Input data:

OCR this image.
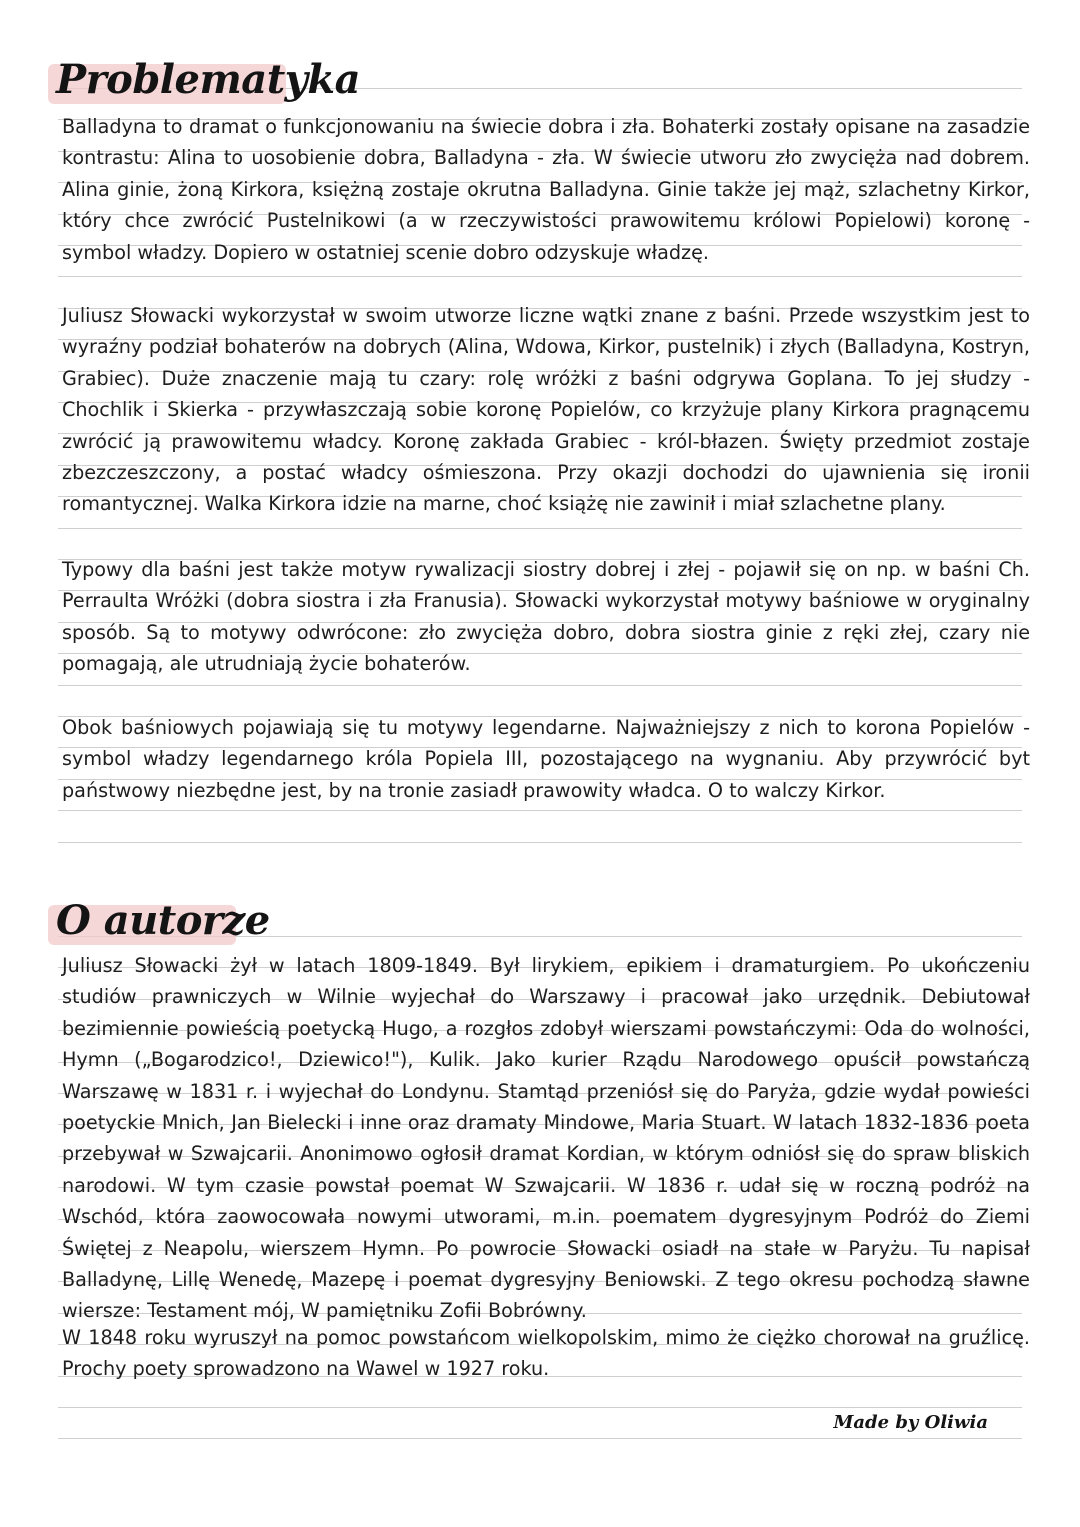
Problematyka

Balladyna to dramat o funkcjonowaniu na świecie dobra i zła. Bohaterki zostały opisane na zasadzie kontrastu: Alina to uosobienie dobra, Balladyna - zła. W świecie utworu zło zwycięża nad dobrem. Alina ginie, żoną Kirkora, księżną zostaje okrutna Balladyna. Ginie także jej mąż, szlachetny Kirkor, który chce zwrócić Pustelnikowi (a w rzeczywistości prawowitemu królowi Popielowi) koronę - symbol władzy. Dopiero w ostatniej scenie dobro odzyskuje władzę.

Juliusz Słowacki wykorzystał w swoim utworze liczne wątki znane z baśni. Przede wszystkim jest to wyraźny podział bohaterów na dobrych (Alina, Wdowa, Kirkor, pustelnik) i złych (Balladyna, Kostryn, Grabiec). Duże znaczenie mają tu czary: rolę wróżki z baśni odgrywa Goplana. To jej słudzy - Chochlik i Skierka - przywłaszczają sobie koronę Popielów, co krzyżuje plany Kirkora pragnącemu zwrócić ją prawowitemu władcy. Koronę zakłada Grabiec - król-błazen. Święty przedmiot zostaje zbezczeszczony, a postać władcy ośmieszona. Przy okazji dochodzi do ujawnienia się ironii romantycznej. Walka Kirkora idzie na marne, choć książę nie zawinił i miał szlachetne plany.

Typowy dla baśni jest także motyw rywalizacji siostry dobrej i złej - pojawił się on np. w baśni Ch. Perraulta Wróżki (dobra siostra i zła Franusia). Słowacki wykorzystał motywy baśniowe w oryginalny sposób. Są to motywy odwrócone: zło zwycięża dobro, dobra siostra ginie z ręki złej, czary nie pomagają, ale utrudniają życie bohaterów.

Obok baśniowych pojawiają się tu motywy legendarne. Najważniejszy z nich to korona Popielów - symbol władzy legendarnego króla Popiela III, pozostającego na wygnaniu. Aby przywrócić byt państwowy niezbędne jest, by na tronie zasiadł prawowity władca. O to walczy Kirkor.

O autorze

Juliusz Słowacki żył w latach 1809-1849. Był lirykiem, epikiem i dramaturgiem. Po ukończeniu studiów prawniczych w Wilnie wyjechał do Warszawy i pracował jako urzędnik. Debiutował bezimiennie powieścią poetycką Hugo, a rozgłos zdobył wierszami powstańczymi: Oda do wolności, Hymn („Bogarodzico!, Dziewico!"), Kulik. Jako kurier Rządu Narodowego opuścił powstańczą Warszawę w 1831 r. i wyjechał do Londynu. Stamtąd przeniósł się do Paryża, gdzie wydał powieści poetyckie Mnich, Jan Bielecki i inne oraz dramaty Mindowe, Maria Stuart. W latach 1832-1836 poeta przebywał w Szwajcarii. Anonimowo ogłosił dramat Kordian, w którym odniósł się do spraw bliskich narodowi. W tym czasie powstał poemat W Szwajcarii. W 1836 r. udał się w roczną podróż na Wschód, która zaowocowała nowymi utworami, m.in. poematem dygresyjnym Podróż do Ziemi Świętej z Neapolu, wierszem Hymn. Po powrocie Słowacki osiadł na stałe w Paryżu. Tu napisał Balladynę, Lillę Wenedę, Mazepę i poemat dygresyjny Beniowski. Z tego okresu pochodzą sławne wiersze: Testament mój, W pamiętniku Zofii Bobrówny.

W 1848 roku wyruszył na pomoc powstańcom wielkopolskim, mimo że ciężko chorował na gruźlicę. Prochy poety sprowadzono na Wawel w 1927 roku.

Made by Oliwia
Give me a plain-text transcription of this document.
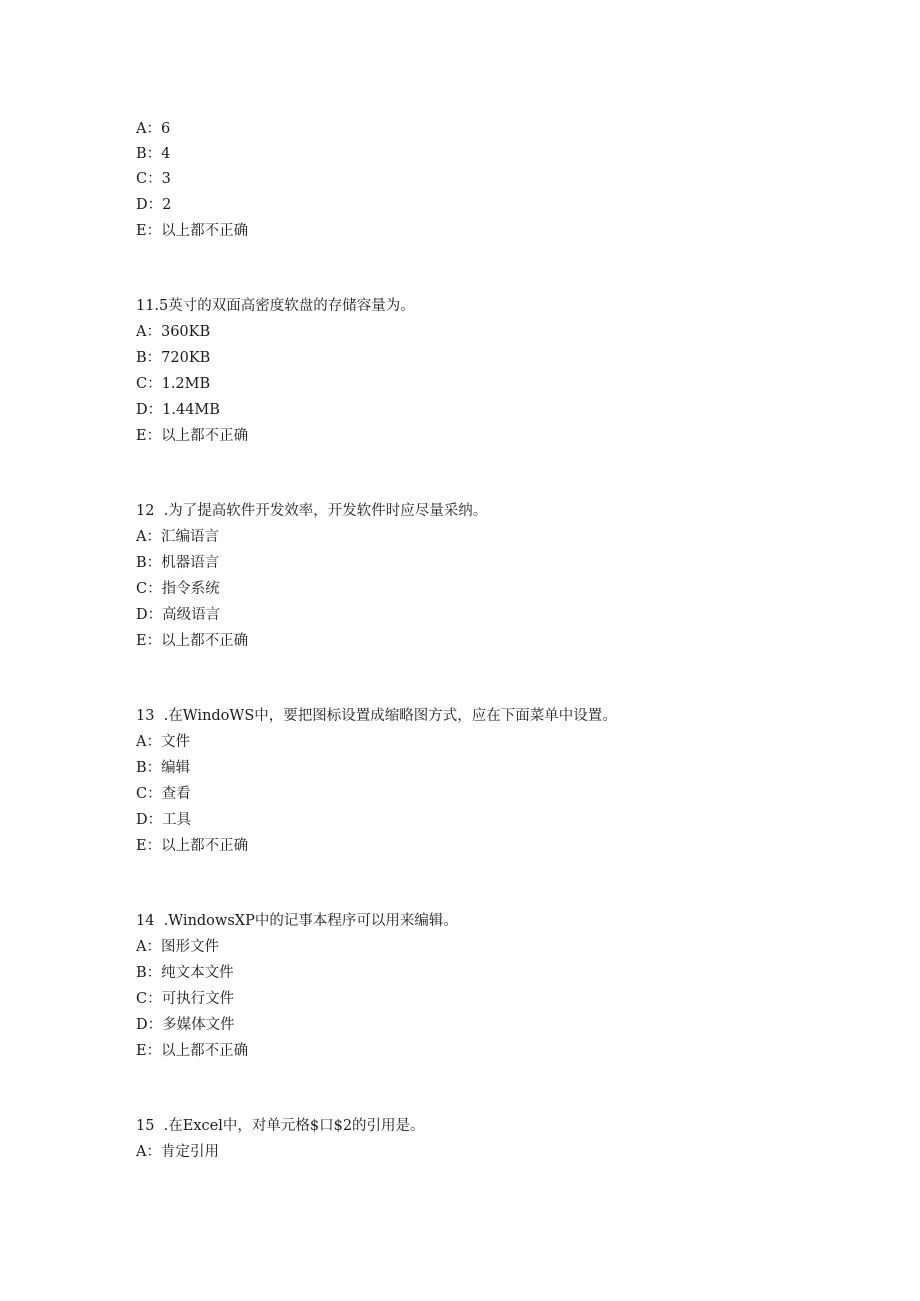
A：6
B：4
C：3
D：2
E：以上都不正确
11.5英寸的双面高密度软盘的存储容量为。
A：360KB
B：720KB
C：1.2MB
D：1.44MB
E：以上都不正确
12  .为了提高软件开发效率，开发软件时应尽量采纳。
A：汇编语言
B：机器语言
C：指令系统
D：高级语言
E：以上都不正确
13  .在WindoWS中，要把图标设置成缩略图方式，应在下面菜单中设置。
A：文件
B：编辑
C：查看
D：工具
E：以上都不正确
14  .WindowsXP中的记事本程序可以用来编辑。
A：图形文件
B：纯文本文件
C：可执行文件
D：多媒体文件
E：以上都不正确
15  .在Excel中，对单元格$口$2的引用是。
A：肯定引用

Exercise requirements: Transcribe all the records above word for word, without their images.

Response to this exercise:
OCR this image.
Problematyka

Balladyna to dramat o funkcjonowaniu na świecie dobra i zła. Bohaterki zostały opisane na zasadzie kontrastu: Alina to uosobienie dobra, Balladyna - zła. W świecie utworu zło zwycięża nad dobrem. Alina ginie, żoną Kirkora, księżną zostaje okrutna Balladyna. Ginie także jej mąż, szlachetny Kirkor, który chce zwrócić Pustelnikowi (a w rzeczywistości prawowitemu królowi Popielowi) koronę - symbol władzy. Dopiero w ostatniej scenie dobro odzyskuje władzę.

Juliusz Słowacki wykorzystał w swoim utworze liczne wątki znane z baśni. Przede wszystkim jest to wyraźny podział bohaterów na dobrych (Alina, Wdowa, Kirkor, pustelnik) i złych (Balladyna, Kostryn, Grabiec). Duże znaczenie mają tu czary: rolę wróżki z baśni odgrywa Goplana. To jej słudzy - Chochlik i Skierka - przywłaszczają sobie koronę Popielów, co krzyżuje plany Kirkora pragnącemu zwrócić ją prawowitemu władcy. Koronę zakłada Grabiec - król-błazen. Święty przedmiot zostaje zbezczeszczony, a postać władcy ośmieszona. Przy okazji dochodzi do ujawnienia się ironii romantycznej. Walka Kirkora idzie na marne, choć książę nie zawinił i miał szlachetne plany.

Typowy dla baśni jest także motyw rywalizacji siostry dobrej i złej - pojawił się on np. w baśni Ch. Perraulta Wróżki (dobra siostra i zła Franusia). Słowacki wykorzystał motywy baśniowe w oryginalny sposób. Są to motywy odwrócone: zło zwycięża dobro, dobra siostra ginie z ręki złej, czary nie pomagają, ale utrudniają życie bohaterów.

Obok baśniowych pojawiają się tu motywy legendarne. Najważniejszy z nich to korona Popielów - symbol władzy legendarnego króla Popiela III, pozostającego na wygnaniu. Aby przywrócić byt państwowy niezbędne jest, by na tronie zasiadł prawowity władca. O to walczy Kirkor.

O autorze

Juliusz Słowacki żył w latach 1809-1849. Był lirykiem, epikiem i dramaturgiem. Po ukończeniu studiów prawniczych w Wilnie wyjechał do Warszawy i pracował jako urzędnik. Debiutował bezimiennie powieścią poetycką Hugo, a rozgłos zdobył wierszami powstańczymi: Oda do wolności, Hymn („Bogarodzico!, Dziewico!"), Kulik. Jako kurier Rządu Narodowego opuścił powstańczą Warszawę w 1831 r. i wyjechał do Londynu. Stamtąd przeniósł się do Paryża, gdzie wydał powieści poetyckie Mnich, Jan Bielecki i inne oraz dramaty Mindowe, Maria Stuart. W latach 1832-1836 poeta przebywał w Szwajcarii. Anonimowo ogłosił dramat Kordian, w którym odniósł się do spraw bliskich narodowi. W tym czasie powstał poemat W Szwajcarii. W 1836 r. udał się w roczną podróż na Wschód, która zaowocowała nowymi utworami, m.in. poematem dygresyjnym Podróż do Ziemi Świętej z Neapolu, wierszem Hymn. Po powrocie Słowacki osiadł na stałe w Paryżu. Tu napisał Balladynę, Lillę Wenedę, Mazepę i poemat dygresyjny Beniowski. Z tego okresu pochodzą sławne wiersze: Testament mój, W pamiętniku Zofii Bobrówny.

W 1848 roku wyruszył na pomoc powstańcom wielkopolskim, mimo że ciężko chorował na gruźlicę. Prochy poety sprowadzono na Wawel w 1927 roku.

Made by Oliwia
Give me a plain-text transcription of this document.
A：6
B：4
C：3
D：2
E：以上都不正确
11.5英寸的双面高密度软盘的存储容量为。
A：360KB
B：720KB
C：1.2MB
D：1.44MB
E：以上都不正确
12  .为了提高软件开发效率，开发软件时应尽量采纳。
A：汇编语言
B：机器语言
C：指令系统
D：高级语言
E：以上都不正确
13  .在WindoWS中，要把图标设置成缩略图方式，应在下面菜单中设置。
A：文件
B：编辑
C：查看
D：工具
E：以上都不正确
14  .WindowsXP中的记事本程序可以用来编辑。
A：图形文件
B：纯文本文件
C：可执行文件
D：多媒体文件
E：以上都不正确
15  .在Excel中，对单元格$口$2的引用是。
A：肯定引用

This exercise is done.